Records contained in a dataset
-------------------------

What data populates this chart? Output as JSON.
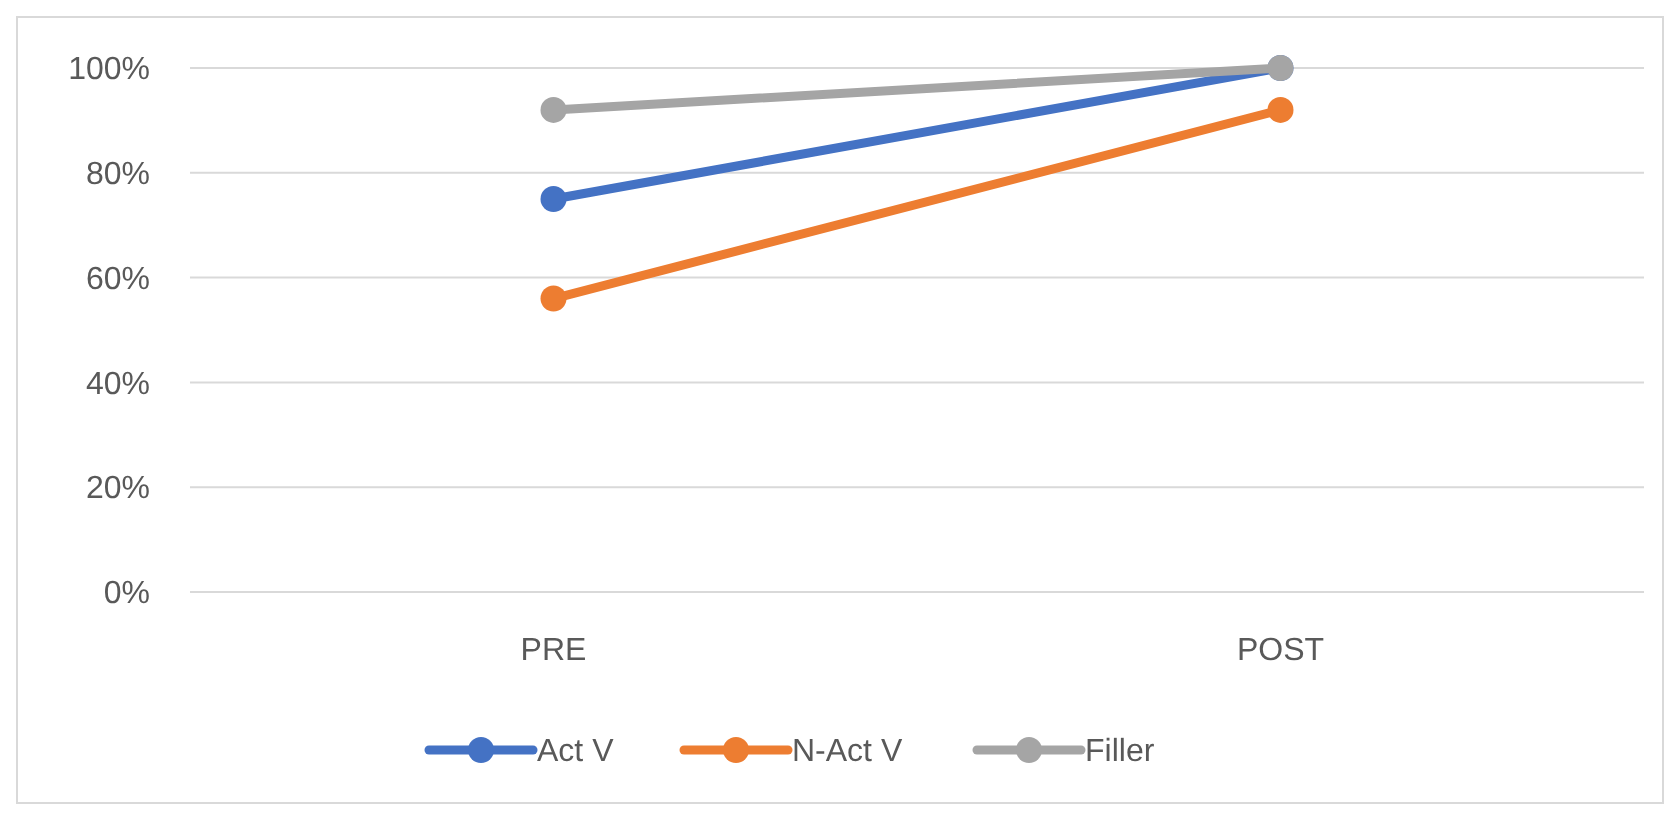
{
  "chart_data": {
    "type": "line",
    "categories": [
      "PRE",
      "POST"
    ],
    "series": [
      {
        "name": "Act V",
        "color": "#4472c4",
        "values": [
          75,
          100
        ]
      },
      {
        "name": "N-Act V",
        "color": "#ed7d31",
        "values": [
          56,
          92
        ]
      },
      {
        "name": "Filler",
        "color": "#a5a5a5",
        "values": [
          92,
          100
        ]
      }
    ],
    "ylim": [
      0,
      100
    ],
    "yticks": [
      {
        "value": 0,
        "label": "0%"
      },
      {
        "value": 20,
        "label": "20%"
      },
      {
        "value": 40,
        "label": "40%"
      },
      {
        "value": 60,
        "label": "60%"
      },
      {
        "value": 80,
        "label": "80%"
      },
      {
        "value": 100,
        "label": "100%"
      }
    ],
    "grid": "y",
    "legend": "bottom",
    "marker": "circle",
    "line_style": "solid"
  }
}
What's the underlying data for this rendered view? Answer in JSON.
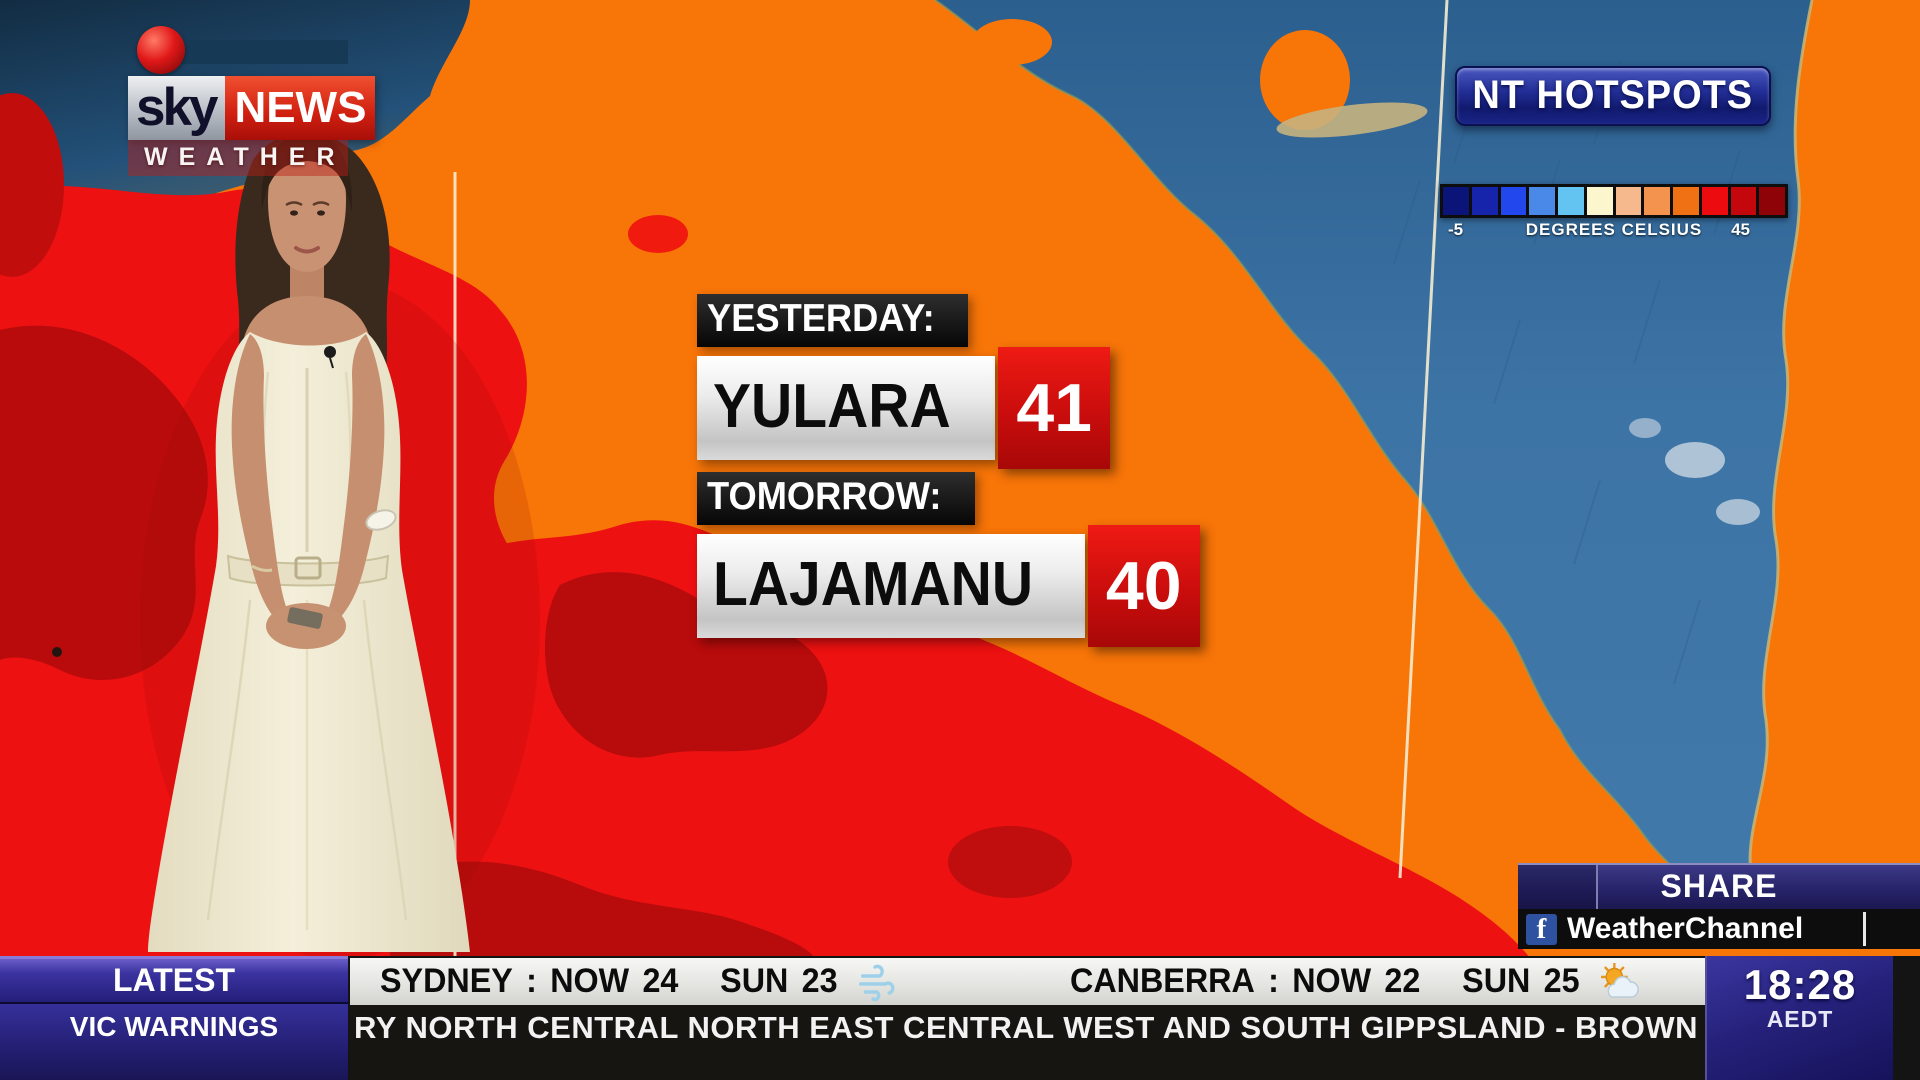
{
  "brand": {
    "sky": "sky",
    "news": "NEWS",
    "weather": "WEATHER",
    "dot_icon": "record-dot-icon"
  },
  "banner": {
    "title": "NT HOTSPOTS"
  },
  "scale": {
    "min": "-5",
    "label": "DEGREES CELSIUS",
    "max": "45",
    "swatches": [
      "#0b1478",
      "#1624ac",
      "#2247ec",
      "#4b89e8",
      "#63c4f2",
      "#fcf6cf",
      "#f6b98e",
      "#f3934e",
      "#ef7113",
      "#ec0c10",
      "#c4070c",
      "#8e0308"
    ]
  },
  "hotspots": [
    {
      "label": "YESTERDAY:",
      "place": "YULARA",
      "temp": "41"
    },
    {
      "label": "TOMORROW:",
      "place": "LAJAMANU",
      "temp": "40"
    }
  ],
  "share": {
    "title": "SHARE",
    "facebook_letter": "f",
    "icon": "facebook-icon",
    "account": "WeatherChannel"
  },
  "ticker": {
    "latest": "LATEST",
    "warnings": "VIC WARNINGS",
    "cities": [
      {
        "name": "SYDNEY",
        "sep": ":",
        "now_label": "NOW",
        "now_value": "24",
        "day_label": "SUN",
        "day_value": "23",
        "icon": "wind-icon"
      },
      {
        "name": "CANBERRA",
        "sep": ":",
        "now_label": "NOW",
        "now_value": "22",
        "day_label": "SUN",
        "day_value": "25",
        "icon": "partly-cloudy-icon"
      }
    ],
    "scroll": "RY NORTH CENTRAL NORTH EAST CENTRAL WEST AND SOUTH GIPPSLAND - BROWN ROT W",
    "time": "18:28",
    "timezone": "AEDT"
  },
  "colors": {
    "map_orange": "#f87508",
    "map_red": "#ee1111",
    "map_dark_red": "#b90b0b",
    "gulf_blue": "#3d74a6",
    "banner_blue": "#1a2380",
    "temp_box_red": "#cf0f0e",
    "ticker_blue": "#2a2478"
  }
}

-------------------------

Without the pictures, write out all of the material exactly.

What data populates this chart? Output as JSON.
{
  "chart_data": {
    "type": "line",
    "categories": [
      "PRE",
      "POST"
    ],
    "series": [
      {
        "name": "Act V",
        "color": "#4472c4",
        "values": [
          75,
          100
        ]
      },
      {
        "name": "N-Act V",
        "color": "#ed7d31",
        "values": [
          56,
          92
        ]
      },
      {
        "name": "Filler",
        "color": "#a5a5a5",
        "values": [
          92,
          100
        ]
      }
    ],
    "ylim": [
      0,
      100
    ],
    "yticks": [
      {
        "value": 0,
        "label": "0%"
      },
      {
        "value": 20,
        "label": "20%"
      },
      {
        "value": 40,
        "label": "40%"
      },
      {
        "value": 60,
        "label": "60%"
      },
      {
        "value": 80,
        "label": "80%"
      },
      {
        "value": 100,
        "label": "100%"
      }
    ],
    "grid": "y",
    "legend": "bottom",
    "marker": "circle",
    "line_style": "solid"
  }
}
What's the underlying data for this rendered view? Answer in JSON.
{
  "brand": {
    "sky": "sky",
    "news": "NEWS",
    "weather": "WEATHER",
    "dot_icon": "record-dot-icon"
  },
  "banner": {
    "title": "NT HOTSPOTS"
  },
  "scale": {
    "min": "-5",
    "label": "DEGREES CELSIUS",
    "max": "45",
    "swatches": [
      "#0b1478",
      "#1624ac",
      "#2247ec",
      "#4b89e8",
      "#63c4f2",
      "#fcf6cf",
      "#f6b98e",
      "#f3934e",
      "#ef7113",
      "#ec0c10",
      "#c4070c",
      "#8e0308"
    ]
  },
  "hotspots": [
    {
      "label": "YESTERDAY:",
      "place": "YULARA",
      "temp": "41"
    },
    {
      "label": "TOMORROW:",
      "place": "LAJAMANU",
      "temp": "40"
    }
  ],
  "share": {
    "title": "SHARE",
    "facebook_letter": "f",
    "icon": "facebook-icon",
    "account": "WeatherChannel"
  },
  "ticker": {
    "latest": "LATEST",
    "warnings": "VIC WARNINGS",
    "cities": [
      {
        "name": "SYDNEY",
        "sep": ":",
        "now_label": "NOW",
        "now_value": "24",
        "day_label": "SUN",
        "day_value": "23",
        "icon": "wind-icon"
      },
      {
        "name": "CANBERRA",
        "sep": ":",
        "now_label": "NOW",
        "now_value": "22",
        "day_label": "SUN",
        "day_value": "25",
        "icon": "partly-cloudy-icon"
      }
    ],
    "scroll": "RY NORTH CENTRAL NORTH EAST CENTRAL WEST AND SOUTH GIPPSLAND - BROWN ROT W",
    "time": "18:28",
    "timezone": "AEDT"
  },
  "colors": {
    "map_orange": "#f87508",
    "map_red": "#ee1111",
    "map_dark_red": "#b90b0b",
    "gulf_blue": "#3d74a6",
    "banner_blue": "#1a2380",
    "temp_box_red": "#cf0f0e",
    "ticker_blue": "#2a2478"
  }
}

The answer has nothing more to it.